* [WHAT YOU NEED TO DO]: Your task is to filter the data below down to the lines holding "výsledkov".

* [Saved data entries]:
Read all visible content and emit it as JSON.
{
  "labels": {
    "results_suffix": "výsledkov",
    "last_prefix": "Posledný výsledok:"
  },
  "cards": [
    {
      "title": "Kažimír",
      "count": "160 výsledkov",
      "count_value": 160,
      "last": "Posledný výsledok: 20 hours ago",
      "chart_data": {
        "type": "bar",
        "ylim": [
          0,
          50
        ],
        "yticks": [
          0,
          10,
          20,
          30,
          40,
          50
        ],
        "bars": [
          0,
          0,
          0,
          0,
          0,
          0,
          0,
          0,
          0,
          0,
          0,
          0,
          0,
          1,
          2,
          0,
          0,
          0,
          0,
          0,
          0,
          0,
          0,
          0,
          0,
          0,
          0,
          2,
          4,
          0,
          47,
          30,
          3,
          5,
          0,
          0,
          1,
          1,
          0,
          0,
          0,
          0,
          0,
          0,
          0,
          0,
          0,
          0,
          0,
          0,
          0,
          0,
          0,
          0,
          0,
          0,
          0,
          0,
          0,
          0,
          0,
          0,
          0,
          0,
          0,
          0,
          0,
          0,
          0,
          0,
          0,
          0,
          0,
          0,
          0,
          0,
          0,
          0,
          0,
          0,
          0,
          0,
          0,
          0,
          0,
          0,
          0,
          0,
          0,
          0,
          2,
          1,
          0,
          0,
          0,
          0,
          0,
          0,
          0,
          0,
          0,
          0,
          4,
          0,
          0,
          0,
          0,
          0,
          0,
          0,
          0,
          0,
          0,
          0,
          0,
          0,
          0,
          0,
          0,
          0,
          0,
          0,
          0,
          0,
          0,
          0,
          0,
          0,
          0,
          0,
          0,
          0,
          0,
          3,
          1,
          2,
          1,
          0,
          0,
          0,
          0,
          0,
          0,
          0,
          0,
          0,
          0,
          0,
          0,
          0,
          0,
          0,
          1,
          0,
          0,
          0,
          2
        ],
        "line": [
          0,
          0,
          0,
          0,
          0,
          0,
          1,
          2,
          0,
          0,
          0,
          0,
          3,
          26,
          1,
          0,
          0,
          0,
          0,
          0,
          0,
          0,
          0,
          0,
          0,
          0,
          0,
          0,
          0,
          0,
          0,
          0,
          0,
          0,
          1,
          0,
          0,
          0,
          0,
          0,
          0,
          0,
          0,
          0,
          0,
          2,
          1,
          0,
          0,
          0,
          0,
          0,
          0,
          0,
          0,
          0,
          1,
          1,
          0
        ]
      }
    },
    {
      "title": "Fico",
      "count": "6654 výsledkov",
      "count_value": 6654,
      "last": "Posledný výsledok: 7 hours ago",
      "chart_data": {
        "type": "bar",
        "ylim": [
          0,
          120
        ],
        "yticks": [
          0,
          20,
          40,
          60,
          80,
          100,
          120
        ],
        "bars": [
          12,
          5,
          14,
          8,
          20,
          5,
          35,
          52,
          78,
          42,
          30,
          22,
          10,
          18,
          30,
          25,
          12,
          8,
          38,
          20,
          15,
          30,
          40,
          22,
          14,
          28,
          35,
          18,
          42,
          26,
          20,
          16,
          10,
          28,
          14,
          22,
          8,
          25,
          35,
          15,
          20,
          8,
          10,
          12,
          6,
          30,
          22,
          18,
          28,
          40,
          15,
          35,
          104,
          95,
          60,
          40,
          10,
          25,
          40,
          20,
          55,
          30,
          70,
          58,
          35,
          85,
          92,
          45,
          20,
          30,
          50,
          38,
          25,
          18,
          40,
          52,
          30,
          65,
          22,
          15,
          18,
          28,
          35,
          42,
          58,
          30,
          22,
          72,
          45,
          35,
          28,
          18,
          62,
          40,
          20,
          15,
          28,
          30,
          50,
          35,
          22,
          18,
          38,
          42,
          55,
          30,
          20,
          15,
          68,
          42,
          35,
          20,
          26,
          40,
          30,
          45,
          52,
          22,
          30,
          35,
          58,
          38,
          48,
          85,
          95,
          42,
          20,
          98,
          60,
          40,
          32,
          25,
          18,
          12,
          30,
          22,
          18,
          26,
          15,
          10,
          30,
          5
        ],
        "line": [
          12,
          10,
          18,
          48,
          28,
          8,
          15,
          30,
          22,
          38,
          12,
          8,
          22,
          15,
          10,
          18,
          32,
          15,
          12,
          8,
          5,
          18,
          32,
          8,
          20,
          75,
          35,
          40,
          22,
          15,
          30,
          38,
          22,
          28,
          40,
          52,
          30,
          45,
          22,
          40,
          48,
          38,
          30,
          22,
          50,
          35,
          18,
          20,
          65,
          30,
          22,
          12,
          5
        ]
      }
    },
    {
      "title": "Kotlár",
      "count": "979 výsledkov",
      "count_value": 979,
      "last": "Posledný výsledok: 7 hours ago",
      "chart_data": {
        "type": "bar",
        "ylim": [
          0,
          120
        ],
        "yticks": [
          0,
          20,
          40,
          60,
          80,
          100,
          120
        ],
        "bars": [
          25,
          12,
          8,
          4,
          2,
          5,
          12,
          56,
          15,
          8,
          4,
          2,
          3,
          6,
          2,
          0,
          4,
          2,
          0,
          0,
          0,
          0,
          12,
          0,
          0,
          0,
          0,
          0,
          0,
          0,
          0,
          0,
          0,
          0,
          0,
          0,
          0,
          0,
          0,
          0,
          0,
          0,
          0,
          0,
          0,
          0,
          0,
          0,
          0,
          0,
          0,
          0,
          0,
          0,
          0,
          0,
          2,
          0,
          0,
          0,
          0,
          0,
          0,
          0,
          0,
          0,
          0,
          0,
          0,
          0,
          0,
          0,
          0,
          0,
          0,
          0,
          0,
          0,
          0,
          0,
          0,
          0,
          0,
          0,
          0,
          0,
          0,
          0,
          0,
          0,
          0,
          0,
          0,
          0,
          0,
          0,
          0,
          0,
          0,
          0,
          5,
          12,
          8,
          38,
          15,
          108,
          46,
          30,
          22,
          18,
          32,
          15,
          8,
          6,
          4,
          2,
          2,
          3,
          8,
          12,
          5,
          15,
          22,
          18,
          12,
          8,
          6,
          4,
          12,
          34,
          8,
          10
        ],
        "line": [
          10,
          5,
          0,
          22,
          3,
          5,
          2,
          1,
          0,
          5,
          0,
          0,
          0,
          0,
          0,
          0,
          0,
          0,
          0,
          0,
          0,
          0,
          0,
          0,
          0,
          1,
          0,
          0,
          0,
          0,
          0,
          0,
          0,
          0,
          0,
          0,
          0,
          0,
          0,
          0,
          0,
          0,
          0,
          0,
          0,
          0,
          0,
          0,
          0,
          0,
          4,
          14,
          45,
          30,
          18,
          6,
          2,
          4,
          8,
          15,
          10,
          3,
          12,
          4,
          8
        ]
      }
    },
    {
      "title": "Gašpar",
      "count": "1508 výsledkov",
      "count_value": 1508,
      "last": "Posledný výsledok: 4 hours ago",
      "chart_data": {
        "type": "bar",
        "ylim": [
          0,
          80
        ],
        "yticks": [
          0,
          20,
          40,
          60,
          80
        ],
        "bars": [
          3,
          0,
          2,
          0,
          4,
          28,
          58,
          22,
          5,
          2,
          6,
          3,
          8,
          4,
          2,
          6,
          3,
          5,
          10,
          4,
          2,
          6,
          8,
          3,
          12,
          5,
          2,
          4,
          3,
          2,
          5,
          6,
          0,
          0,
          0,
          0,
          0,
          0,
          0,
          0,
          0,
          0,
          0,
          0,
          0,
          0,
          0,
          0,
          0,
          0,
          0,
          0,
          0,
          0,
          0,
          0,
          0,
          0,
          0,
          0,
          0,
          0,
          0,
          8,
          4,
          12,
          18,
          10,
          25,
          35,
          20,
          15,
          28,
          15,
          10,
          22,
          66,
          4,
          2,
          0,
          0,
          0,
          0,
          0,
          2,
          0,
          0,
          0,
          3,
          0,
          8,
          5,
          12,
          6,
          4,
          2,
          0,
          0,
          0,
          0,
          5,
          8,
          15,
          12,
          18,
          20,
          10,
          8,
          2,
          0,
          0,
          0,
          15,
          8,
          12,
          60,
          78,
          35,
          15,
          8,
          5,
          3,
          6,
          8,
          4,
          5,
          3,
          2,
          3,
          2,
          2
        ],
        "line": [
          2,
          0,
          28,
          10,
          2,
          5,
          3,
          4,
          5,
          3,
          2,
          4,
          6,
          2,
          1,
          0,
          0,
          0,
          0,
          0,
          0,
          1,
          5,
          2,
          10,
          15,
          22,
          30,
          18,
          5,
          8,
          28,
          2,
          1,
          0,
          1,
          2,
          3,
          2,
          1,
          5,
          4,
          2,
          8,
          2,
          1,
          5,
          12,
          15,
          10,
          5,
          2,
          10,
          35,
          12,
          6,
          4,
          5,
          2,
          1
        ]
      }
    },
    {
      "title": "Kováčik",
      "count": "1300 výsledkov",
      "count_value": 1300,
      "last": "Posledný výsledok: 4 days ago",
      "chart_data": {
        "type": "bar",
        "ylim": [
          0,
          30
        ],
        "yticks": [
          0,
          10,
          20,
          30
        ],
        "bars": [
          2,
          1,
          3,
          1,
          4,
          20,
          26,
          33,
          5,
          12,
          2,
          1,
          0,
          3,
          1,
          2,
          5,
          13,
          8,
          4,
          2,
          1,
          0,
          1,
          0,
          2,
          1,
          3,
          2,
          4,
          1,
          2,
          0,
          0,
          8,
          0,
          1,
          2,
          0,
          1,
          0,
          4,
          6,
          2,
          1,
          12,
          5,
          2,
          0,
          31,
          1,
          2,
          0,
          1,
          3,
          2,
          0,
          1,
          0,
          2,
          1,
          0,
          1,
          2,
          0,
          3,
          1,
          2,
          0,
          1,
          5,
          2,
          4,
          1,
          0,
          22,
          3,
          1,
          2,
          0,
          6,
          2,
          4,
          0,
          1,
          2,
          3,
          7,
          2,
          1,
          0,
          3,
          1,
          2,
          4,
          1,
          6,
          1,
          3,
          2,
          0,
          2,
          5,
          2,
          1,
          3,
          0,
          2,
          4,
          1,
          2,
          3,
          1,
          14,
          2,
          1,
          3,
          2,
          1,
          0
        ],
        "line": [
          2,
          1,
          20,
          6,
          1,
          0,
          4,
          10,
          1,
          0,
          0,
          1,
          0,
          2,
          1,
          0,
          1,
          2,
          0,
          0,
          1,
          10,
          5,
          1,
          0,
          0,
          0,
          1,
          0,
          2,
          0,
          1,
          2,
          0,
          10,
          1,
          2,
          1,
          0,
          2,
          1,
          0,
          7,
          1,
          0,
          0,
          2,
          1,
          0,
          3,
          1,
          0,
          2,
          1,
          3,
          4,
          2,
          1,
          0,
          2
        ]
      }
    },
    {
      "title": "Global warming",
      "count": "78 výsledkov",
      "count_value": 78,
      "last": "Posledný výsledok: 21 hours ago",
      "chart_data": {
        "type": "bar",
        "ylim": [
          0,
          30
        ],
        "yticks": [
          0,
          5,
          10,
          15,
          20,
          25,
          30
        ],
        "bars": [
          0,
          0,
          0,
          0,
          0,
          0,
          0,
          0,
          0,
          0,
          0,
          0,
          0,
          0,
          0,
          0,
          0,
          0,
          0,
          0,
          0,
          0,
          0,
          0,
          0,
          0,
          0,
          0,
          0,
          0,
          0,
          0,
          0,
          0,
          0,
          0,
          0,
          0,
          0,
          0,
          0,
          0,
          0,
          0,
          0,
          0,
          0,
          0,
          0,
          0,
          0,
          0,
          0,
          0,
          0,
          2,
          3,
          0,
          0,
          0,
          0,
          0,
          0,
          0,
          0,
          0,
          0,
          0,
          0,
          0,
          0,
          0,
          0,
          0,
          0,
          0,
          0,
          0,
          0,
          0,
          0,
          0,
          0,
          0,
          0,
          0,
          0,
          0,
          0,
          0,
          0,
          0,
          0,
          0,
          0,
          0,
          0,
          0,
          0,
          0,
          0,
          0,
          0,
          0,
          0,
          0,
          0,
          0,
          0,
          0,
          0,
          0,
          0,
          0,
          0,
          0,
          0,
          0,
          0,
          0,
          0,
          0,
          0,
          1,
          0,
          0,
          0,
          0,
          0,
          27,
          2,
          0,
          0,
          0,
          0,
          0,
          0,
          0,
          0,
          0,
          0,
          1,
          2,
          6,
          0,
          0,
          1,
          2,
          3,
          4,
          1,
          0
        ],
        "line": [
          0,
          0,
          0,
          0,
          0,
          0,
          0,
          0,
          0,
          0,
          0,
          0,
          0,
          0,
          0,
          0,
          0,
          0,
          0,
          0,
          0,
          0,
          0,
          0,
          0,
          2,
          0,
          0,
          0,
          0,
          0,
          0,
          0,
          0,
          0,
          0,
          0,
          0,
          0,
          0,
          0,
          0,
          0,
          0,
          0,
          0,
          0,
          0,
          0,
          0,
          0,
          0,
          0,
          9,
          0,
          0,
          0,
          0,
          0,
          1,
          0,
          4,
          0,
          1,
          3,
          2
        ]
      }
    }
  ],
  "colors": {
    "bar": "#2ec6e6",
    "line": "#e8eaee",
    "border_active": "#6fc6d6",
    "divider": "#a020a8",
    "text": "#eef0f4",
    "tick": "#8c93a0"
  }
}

* [EXERCISE RESPONSE]:
    "results_suffix": "výsledkov",
      "count": "160 výsledkov",
      "count": "6654 výsledkov",
      "count": "979 výsledkov",
      "count": "1508 výsledkov",
      "count": "1300 výsledkov",
      "count": "78 výsledkov",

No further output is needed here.